------ Recorded information ------

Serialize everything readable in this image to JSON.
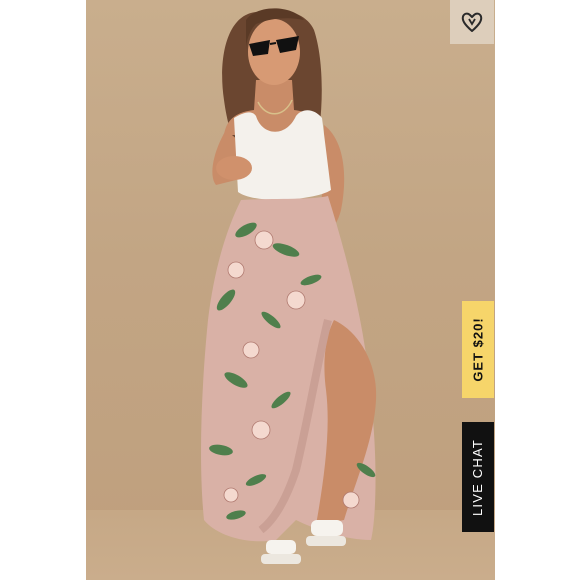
{
  "promo_tab": {
    "label": "GET $20!"
  },
  "chat_tab": {
    "label": "LIVE CHAT"
  },
  "wishlist": {
    "icon": "heart-icon"
  },
  "colors": {
    "backdrop": "#c3a685",
    "promo_bg": "#f6d56a",
    "chat_bg": "#111111",
    "skirt": "#d9b1a6",
    "leaf": "#4f7f4c"
  }
}
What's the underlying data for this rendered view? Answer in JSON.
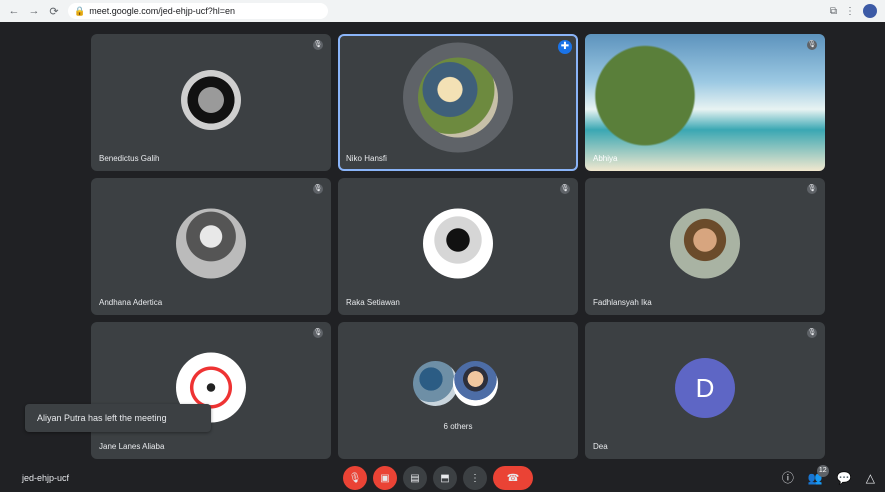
{
  "browser": {
    "url": "meet.google.com/jed-ehjp-ucf?hl=en",
    "icons": [
      "back-icon",
      "forward-icon",
      "reload-icon",
      "lock-icon",
      "extensions-icon",
      "menu-icon",
      "profile-icon"
    ]
  },
  "tiles": [
    {
      "name": "Benedictus Galih",
      "muted": true,
      "avatar": "car"
    },
    {
      "name": "Niko Hansfi",
      "muted": false,
      "pinned": true,
      "avatar": "group-photo"
    },
    {
      "name": "Abhiya",
      "muted": true,
      "avatar": "beach"
    },
    {
      "name": "Andhana Adertica",
      "muted": true,
      "avatar": "bw-person"
    },
    {
      "name": "Raka Setiawan",
      "muted": true,
      "avatar": "masked-person"
    },
    {
      "name": "Fadhlansyah Ika",
      "muted": true,
      "avatar": "masked-man"
    },
    {
      "name": "Jane Lanes Aliaba",
      "muted": true,
      "avatar": "warning-sign"
    },
    {
      "name": "6 others",
      "muted": false,
      "avatar": "dual"
    },
    {
      "name": "Dea",
      "muted": true,
      "avatar": "letter-d",
      "avatar_letter": "D"
    }
  ],
  "toast": {
    "text": "Aliyan Putra has left the meeting"
  },
  "bottom": {
    "meeting_code": "jed-ehjp-ucf",
    "participants_count": "12"
  },
  "colors": {
    "accent": "#1a73e8",
    "danger": "#ea4335",
    "tile": "#3c4043",
    "bg": "#202124"
  }
}
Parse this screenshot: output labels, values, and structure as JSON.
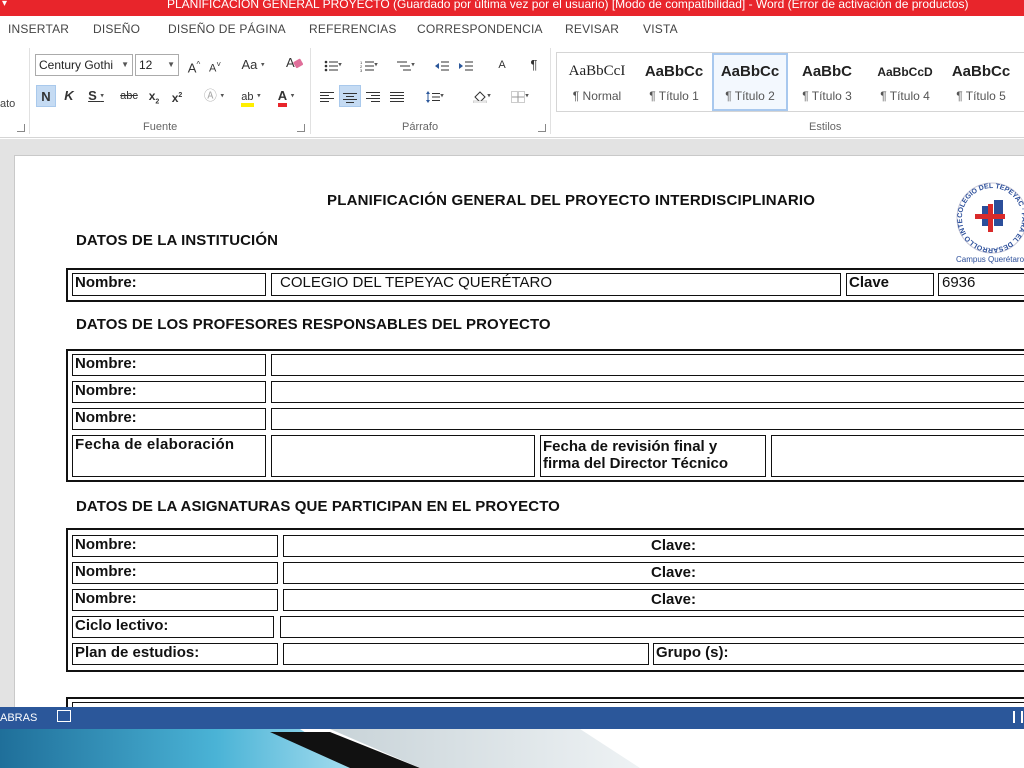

------

Reproduce every record above exactly, but leave out the pictures.

Serialize everything readable in this image to JSON.
{
  "promo_tab": {
    "label": "GET $20!"
  },
  "chat_tab": {
    "label": "LIVE CHAT"
  },
  "wishlist": {
    "icon": "heart-icon"
  },
  "colors": {
    "backdrop": "#c3a685",
    "promo_bg": "#f6d56a",
    "chat_bg": "#111111",
    "skirt": "#d9b1a6",
    "leaf": "#4f7f4c"
  }
}
What's the underlying data for this rendered view? Answer in JSON.
{
  "browser": {
    "url": "meet.google.com/jed-ehjp-ucf?hl=en",
    "icons": [
      "back-icon",
      "forward-icon",
      "reload-icon",
      "lock-icon",
      "extensions-icon",
      "menu-icon",
      "profile-icon"
    ]
  },
  "tiles": [
    {
      "name": "Benedictus Galih",
      "muted": true,
      "avatar": "car"
    },
    {
      "name": "Niko Hansfi",
      "muted": false,
      "pinned": true,
      "avatar": "group-photo"
    },
    {
      "name": "Abhiya",
      "muted": true,
      "avatar": "beach"
    },
    {
      "name": "Andhana Adertica",
      "muted": true,
      "avatar": "bw-person"
    },
    {
      "name": "Raka Setiawan",
      "muted": true,
      "avatar": "masked-person"
    },
    {
      "name": "Fadhlansyah Ika",
      "muted": true,
      "avatar": "masked-man"
    },
    {
      "name": "Jane Lanes Aliaba",
      "muted": true,
      "avatar": "warning-sign"
    },
    {
      "name": "6 others",
      "muted": false,
      "avatar": "dual"
    },
    {
      "name": "Dea",
      "muted": true,
      "avatar": "letter-d",
      "avatar_letter": "D"
    }
  ],
  "toast": {
    "text": "Aliyan Putra has left the meeting"
  },
  "bottom": {
    "meeting_code": "jed-ehjp-ucf",
    "participants_count": "12"
  },
  "colors": {
    "accent": "#1a73e8",
    "danger": "#ea4335",
    "tile": "#3c4043",
    "bg": "#202124"
  }
}
Parse this screenshot: output labels, values, and structure as JSON.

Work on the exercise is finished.